> [TO DO]
Here are some entries; quote each one exactly.

> [THE RECORDS]
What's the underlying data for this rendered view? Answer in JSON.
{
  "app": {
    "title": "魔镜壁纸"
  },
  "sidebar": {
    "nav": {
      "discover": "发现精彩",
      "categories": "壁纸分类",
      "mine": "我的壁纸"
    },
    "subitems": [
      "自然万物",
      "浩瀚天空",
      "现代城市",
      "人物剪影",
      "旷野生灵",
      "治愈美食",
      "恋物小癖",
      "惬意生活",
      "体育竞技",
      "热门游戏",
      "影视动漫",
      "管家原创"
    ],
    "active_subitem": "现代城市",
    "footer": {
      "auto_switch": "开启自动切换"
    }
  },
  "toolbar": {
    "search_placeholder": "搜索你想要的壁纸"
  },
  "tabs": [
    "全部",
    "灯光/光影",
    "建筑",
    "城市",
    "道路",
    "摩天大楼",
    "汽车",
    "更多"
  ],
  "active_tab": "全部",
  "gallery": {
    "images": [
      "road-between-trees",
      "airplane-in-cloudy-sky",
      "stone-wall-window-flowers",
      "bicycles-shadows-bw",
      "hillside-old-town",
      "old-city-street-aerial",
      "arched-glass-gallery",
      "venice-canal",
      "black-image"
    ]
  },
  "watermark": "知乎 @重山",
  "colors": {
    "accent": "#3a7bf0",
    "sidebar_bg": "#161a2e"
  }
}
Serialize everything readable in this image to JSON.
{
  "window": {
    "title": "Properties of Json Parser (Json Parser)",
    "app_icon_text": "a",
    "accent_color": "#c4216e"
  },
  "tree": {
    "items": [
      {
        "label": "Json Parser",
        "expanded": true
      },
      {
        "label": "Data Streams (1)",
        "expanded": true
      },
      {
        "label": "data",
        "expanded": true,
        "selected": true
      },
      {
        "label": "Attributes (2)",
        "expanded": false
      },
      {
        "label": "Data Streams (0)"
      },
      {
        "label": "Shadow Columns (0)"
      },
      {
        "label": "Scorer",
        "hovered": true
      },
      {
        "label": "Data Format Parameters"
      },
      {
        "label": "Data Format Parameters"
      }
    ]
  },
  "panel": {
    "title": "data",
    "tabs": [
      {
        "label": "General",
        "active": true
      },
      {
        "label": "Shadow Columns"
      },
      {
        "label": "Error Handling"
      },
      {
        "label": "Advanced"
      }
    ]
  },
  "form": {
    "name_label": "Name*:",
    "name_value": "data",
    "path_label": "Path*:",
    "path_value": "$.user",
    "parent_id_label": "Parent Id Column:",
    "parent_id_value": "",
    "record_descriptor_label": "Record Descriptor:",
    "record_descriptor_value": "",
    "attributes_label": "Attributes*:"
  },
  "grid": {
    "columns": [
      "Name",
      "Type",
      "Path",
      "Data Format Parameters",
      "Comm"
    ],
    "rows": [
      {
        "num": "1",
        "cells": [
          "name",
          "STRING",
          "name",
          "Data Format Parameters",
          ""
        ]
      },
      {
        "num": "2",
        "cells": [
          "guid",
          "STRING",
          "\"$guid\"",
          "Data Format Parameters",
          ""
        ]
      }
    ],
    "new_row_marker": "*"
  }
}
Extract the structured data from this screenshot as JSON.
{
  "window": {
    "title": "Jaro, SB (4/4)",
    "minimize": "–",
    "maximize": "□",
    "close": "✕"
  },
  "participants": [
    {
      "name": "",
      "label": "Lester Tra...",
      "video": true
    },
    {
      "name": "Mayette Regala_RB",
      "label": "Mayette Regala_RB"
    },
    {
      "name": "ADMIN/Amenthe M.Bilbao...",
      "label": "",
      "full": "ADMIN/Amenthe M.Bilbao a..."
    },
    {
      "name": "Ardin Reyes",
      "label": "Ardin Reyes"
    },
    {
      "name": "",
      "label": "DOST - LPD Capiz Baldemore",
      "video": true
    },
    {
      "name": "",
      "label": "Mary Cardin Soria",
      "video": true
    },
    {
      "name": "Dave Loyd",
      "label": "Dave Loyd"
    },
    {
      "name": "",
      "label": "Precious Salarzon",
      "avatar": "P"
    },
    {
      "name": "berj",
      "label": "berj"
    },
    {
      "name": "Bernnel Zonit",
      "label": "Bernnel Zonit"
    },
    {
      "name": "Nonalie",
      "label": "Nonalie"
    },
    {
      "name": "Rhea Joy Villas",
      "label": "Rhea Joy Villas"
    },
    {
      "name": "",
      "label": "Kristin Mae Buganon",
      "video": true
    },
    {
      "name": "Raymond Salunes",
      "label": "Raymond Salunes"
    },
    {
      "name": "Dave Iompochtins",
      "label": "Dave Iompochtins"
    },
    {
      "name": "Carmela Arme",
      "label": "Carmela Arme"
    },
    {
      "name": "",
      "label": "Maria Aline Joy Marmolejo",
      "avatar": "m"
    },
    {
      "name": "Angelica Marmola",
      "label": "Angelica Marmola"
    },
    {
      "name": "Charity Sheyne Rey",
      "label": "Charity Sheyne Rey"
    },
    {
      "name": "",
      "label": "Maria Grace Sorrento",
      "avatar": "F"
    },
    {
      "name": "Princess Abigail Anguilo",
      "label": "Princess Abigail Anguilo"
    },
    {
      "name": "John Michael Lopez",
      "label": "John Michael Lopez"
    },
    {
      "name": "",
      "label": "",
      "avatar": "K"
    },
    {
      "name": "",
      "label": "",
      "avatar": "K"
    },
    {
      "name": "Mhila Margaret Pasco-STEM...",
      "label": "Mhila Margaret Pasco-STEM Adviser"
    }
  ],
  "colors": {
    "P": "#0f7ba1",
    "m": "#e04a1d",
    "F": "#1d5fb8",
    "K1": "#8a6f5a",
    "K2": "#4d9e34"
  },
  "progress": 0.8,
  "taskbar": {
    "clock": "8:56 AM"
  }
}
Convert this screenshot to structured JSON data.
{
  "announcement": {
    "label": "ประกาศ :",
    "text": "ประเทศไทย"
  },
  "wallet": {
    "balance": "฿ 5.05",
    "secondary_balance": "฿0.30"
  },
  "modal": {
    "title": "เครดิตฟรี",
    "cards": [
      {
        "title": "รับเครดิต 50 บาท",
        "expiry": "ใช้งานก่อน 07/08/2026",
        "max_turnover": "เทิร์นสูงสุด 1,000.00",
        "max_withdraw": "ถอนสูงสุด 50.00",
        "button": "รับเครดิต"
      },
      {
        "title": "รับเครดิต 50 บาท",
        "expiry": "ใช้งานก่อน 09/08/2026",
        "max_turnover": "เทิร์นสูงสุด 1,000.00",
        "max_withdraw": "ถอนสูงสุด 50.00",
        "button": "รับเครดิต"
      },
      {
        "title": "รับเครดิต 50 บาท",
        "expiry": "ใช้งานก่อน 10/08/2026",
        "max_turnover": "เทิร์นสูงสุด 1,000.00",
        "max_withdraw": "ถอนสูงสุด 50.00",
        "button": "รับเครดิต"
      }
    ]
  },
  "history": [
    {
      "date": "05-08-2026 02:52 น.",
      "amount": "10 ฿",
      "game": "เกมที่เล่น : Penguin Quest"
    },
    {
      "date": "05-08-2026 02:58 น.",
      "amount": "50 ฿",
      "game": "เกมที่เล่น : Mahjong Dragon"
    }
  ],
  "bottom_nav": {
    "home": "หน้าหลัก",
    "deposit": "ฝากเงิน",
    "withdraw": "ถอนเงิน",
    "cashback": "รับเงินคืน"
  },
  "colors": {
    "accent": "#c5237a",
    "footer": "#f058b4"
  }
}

> [TASK RESPONSE]
What's the underlying data for this rendered view? Answer in JSON.
{
  "app": {
    "title": "魔镜壁纸"
  },
  "sidebar": {
    "nav": {
      "discover": "发现精彩",
      "categories": "壁纸分类",
      "mine": "我的壁纸"
    },
    "subitems": [
      "自然万物",
      "浩瀚天空",
      "现代城市",
      "人物剪影",
      "旷野生灵",
      "治愈美食",
      "恋物小癖",
      "惬意生活",
      "体育竞技",
      "热门游戏",
      "影视动漫",
      "管家原创"
    ],
    "active_subitem": "现代城市",
    "footer": {
      "auto_switch": "开启自动切换"
    }
  },
  "toolbar": {
    "search_placeholder": "搜索你想要的壁纸"
  },
  "tabs": [
    "全部",
    "灯光/光影",
    "建筑",
    "城市",
    "道路",
    "摩天大楼",
    "汽车",
    "更多"
  ],
  "active_tab": "全部",
  "gallery": {
    "images": [
      "road-between-trees",
      "airplane-in-cloudy-sky",
      "stone-wall-window-flowers",
      "bicycles-shadows-bw",
      "hillside-old-town",
      "old-city-street-aerial",
      "arched-glass-gallery",
      "venice-canal",
      "black-image"
    ]
  },
  "watermark": "知乎 @重山",
  "colors": {
    "accent": "#3a7bf0",
    "sidebar_bg": "#161a2e"
  }
}
Serialize everything readable in this image to JSON.
{
  "window": {
    "title": "Properties of Json Parser (Json Parser)",
    "app_icon_text": "a",
    "accent_color": "#c4216e"
  },
  "tree": {
    "items": [
      {
        "label": "Json Parser",
        "expanded": true
      },
      {
        "label": "Data Streams (1)",
        "expanded": true
      },
      {
        "label": "data",
        "expanded": true,
        "selected": true
      },
      {
        "label": "Attributes (2)",
        "expanded": false
      },
      {
        "label": "Data Streams (0)"
      },
      {
        "label": "Shadow Columns (0)"
      },
      {
        "label": "Scorer",
        "hovered": true
      },
      {
        "label": "Data Format Parameters"
      },
      {
        "label": "Data Format Parameters"
      }
    ]
  },
  "panel": {
    "title": "data",
    "tabs": [
      {
        "label": "General",
        "active": true
      },
      {
        "label": "Shadow Columns"
      },
      {
        "label": "Error Handling"
      },
      {
        "label": "Advanced"
      }
    ]
  },
  "form": {
    "name_label": "Name*:",
    "name_value": "data",
    "path_label": "Path*:",
    "path_value": "$.user",
    "parent_id_label": "Parent Id Column:",
    "parent_id_value": "",
    "record_descriptor_label": "Record Descriptor:",
    "record_descriptor_value": "",
    "attributes_label": "Attributes*:"
  },
  "grid": {
    "columns": [
      "Name",
      "Type",
      "Path",
      "Data Format Parameters",
      "Comm"
    ],
    "rows": [
      {
        "num": "1",
        "cells": [
          "name",
          "STRING",
          "name",
          "Data Format Parameters",
          ""
        ]
      },
      {
        "num": "2",
        "cells": [
          "guid",
          "STRING",
          "\"$guid\"",
          "Data Format Parameters",
          ""
        ]
      }
    ],
    "new_row_marker": "*"
  }
}
Extract the structured data from this screenshot as JSON.
{
  "window": {
    "title": "Jaro, SB (4/4)",
    "minimize": "–",
    "maximize": "□",
    "close": "✕"
  },
  "participants": [
    {
      "name": "",
      "label": "Lester Tra...",
      "video": true
    },
    {
      "name": "Mayette Regala_RB",
      "label": "Mayette Regala_RB"
    },
    {
      "name": "ADMIN/Amenthe M.Bilbao...",
      "label": "",
      "full": "ADMIN/Amenthe M.Bilbao a..."
    },
    {
      "name": "Ardin Reyes",
      "label": "Ardin Reyes"
    },
    {
      "name": "",
      "label": "DOST - LPD Capiz Baldemore",
      "video": true
    },
    {
      "name": "",
      "label": "Mary Cardin Soria",
      "video": true
    },
    {
      "name": "Dave Loyd",
      "label": "Dave Loyd"
    },
    {
      "name": "",
      "label": "Precious Salarzon",
      "avatar": "P"
    },
    {
      "name": "berj",
      "label": "berj"
    },
    {
      "name": "Bernnel Zonit",
      "label": "Bernnel Zonit"
    },
    {
      "name": "Nonalie",
      "label": "Nonalie"
    },
    {
      "name": "Rhea Joy Villas",
      "label": "Rhea Joy Villas"
    },
    {
      "name": "",
      "label": "Kristin Mae Buganon",
      "video": true
    },
    {
      "name": "Raymond Salunes",
      "label": "Raymond Salunes"
    },
    {
      "name": "Dave Iompochtins",
      "label": "Dave Iompochtins"
    },
    {
      "name": "Carmela Arme",
      "label": "Carmela Arme"
    },
    {
      "name": "",
      "label": "Maria Aline Joy Marmolejo",
      "avatar": "m"
    },
    {
      "name": "Angelica Marmola",
      "label": "Angelica Marmola"
    },
    {
      "name": "Charity Sheyne Rey",
      "label": "Charity Sheyne Rey"
    },
    {
      "name": "",
      "label": "Maria Grace Sorrento",
      "avatar": "F"
    },
    {
      "name": "Princess Abigail Anguilo",
      "label": "Princess Abigail Anguilo"
    },
    {
      "name": "John Michael Lopez",
      "label": "John Michael Lopez"
    },
    {
      "name": "",
      "label": "",
      "avatar": "K"
    },
    {
      "name": "",
      "label": "",
      "avatar": "K"
    },
    {
      "name": "Mhila Margaret Pasco-STEM...",
      "label": "Mhila Margaret Pasco-STEM Adviser"
    }
  ],
  "colors": {
    "P": "#0f7ba1",
    "m": "#e04a1d",
    "F": "#1d5fb8",
    "K1": "#8a6f5a",
    "K2": "#4d9e34"
  },
  "progress": 0.8,
  "taskbar": {
    "clock": "8:56 AM"
  }
}
Convert this screenshot to structured JSON data.
{
  "announcement": {
    "label": "ประกาศ :",
    "text": "ประเทศไทย"
  },
  "wallet": {
    "balance": "฿ 5.05",
    "secondary_balance": "฿0.30"
  },
  "modal": {
    "title": "เครดิตฟรี",
    "cards": [
      {
        "title": "รับเครดิต 50 บาท",
        "expiry": "ใช้งานก่อน 07/08/2026",
        "max_turnover": "เทิร์นสูงสุด 1,000.00",
        "max_withdraw": "ถอนสูงสุด 50.00",
        "button": "รับเครดิต"
      },
      {
        "title": "รับเครดิต 50 บาท",
        "expiry": "ใช้งานก่อน 09/08/2026",
        "max_turnover": "เทิร์นสูงสุด 1,000.00",
        "max_withdraw": "ถอนสูงสุด 50.00",
        "button": "รับเครดิต"
      },
      {
        "title": "รับเครดิต 50 บาท",
        "expiry": "ใช้งานก่อน 10/08/2026",
        "max_turnover": "เทิร์นสูงสุด 1,000.00",
        "max_withdraw": "ถอนสูงสุด 50.00",
        "button": "รับเครดิต"
      }
    ]
  },
  "history": [
    {
      "date": "05-08-2026 02:52 น.",
      "amount": "10 ฿",
      "game": "เกมที่เล่น : Penguin Quest"
    },
    {
      "date": "05-08-2026 02:58 น.",
      "amount": "50 ฿",
      "game": "เกมที่เล่น : Mahjong Dragon"
    }
  ],
  "bottom_nav": {
    "home": "หน้าหลัก",
    "deposit": "ฝากเงิน",
    "withdraw": "ถอนเงิน",
    "cashback": "รับเงินคืน"
  },
  "colors": {
    "accent": "#c5237a",
    "footer": "#f058b4"
  }
}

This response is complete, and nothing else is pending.